Exercise brief ▸
Exactly reproduce the entries, dropping any pictures from your copy.

━━ Exercise data ━━

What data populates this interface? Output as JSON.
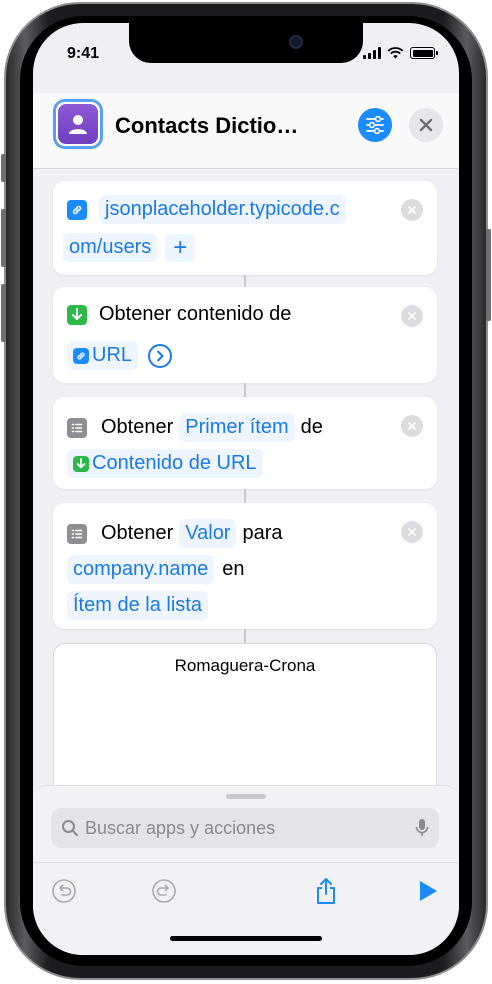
{
  "status_bar": {
    "time": "9:41",
    "battery_level": 1.0
  },
  "header": {
    "title": "Contacts Dictio…",
    "app_icon": "person-icon",
    "settings_icon": "sliders-icon",
    "close_icon": "close-icon"
  },
  "actions": [
    {
      "type": "url",
      "icon": "link-icon",
      "line1_token": "jsonplaceholder.typicode.c",
      "line2_token": "om/users",
      "add_label": "+"
    },
    {
      "type": "get_contents",
      "icon": "download-icon",
      "label": "Obtener contenido de",
      "token": "URL",
      "token_icon": "link-icon"
    },
    {
      "type": "get_item",
      "icon": "list-icon",
      "label_pre": "Obtener",
      "token_item": "Primer ítem",
      "label_mid": "de",
      "token_source": "Contenido de URL",
      "token_source_icon": "download-icon"
    },
    {
      "type": "get_value",
      "icon": "list-icon",
      "label_pre": "Obtener",
      "token_value": "Valor",
      "label_para": "para",
      "token_key": "company.name",
      "label_en": "en",
      "token_source": "Ítem de la lista"
    }
  ],
  "result": {
    "text": "Romaguera-Crona"
  },
  "bottom_sheet": {
    "search_placeholder": "Buscar apps y acciones",
    "search_icon": "search-icon",
    "mic_icon": "microphone-icon",
    "toolbar": {
      "undo_icon": "undo-icon",
      "redo_icon": "redo-icon",
      "share_icon": "share-icon",
      "run_icon": "play-icon"
    }
  },
  "colors": {
    "accent": "#1a8cff",
    "token_text": "#1a7ae8",
    "token_bg": "#eef5ff",
    "app_purple": "#7a48cc",
    "green_action": "#2fb84a",
    "background": "#efeff4"
  }
}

━━━

Complete output ▸
What data populates this interface? Output as JSON.
{
  "status_bar": {
    "time": "9:41",
    "battery_level": 1.0
  },
  "header": {
    "title": "Contacts Dictio…",
    "app_icon": "person-icon",
    "settings_icon": "sliders-icon",
    "close_icon": "close-icon"
  },
  "actions": [
    {
      "type": "url",
      "icon": "link-icon",
      "line1_token": "jsonplaceholder.typicode.c",
      "line2_token": "om/users",
      "add_label": "+"
    },
    {
      "type": "get_contents",
      "icon": "download-icon",
      "label": "Obtener contenido de",
      "token": "URL",
      "token_icon": "link-icon"
    },
    {
      "type": "get_item",
      "icon": "list-icon",
      "label_pre": "Obtener",
      "token_item": "Primer ítem",
      "label_mid": "de",
      "token_source": "Contenido de URL",
      "token_source_icon": "download-icon"
    },
    {
      "type": "get_value",
      "icon": "list-icon",
      "label_pre": "Obtener",
      "token_value": "Valor",
      "label_para": "para",
      "token_key": "company.name",
      "label_en": "en",
      "token_source": "Ítem de la lista"
    }
  ],
  "result": {
    "text": "Romaguera-Crona"
  },
  "bottom_sheet": {
    "search_placeholder": "Buscar apps y acciones",
    "search_icon": "search-icon",
    "mic_icon": "microphone-icon",
    "toolbar": {
      "undo_icon": "undo-icon",
      "redo_icon": "redo-icon",
      "share_icon": "share-icon",
      "run_icon": "play-icon"
    }
  },
  "colors": {
    "accent": "#1a8cff",
    "token_text": "#1a7ae8",
    "token_bg": "#eef5ff",
    "app_purple": "#7a48cc",
    "green_action": "#2fb84a",
    "background": "#efeff4"
  }
}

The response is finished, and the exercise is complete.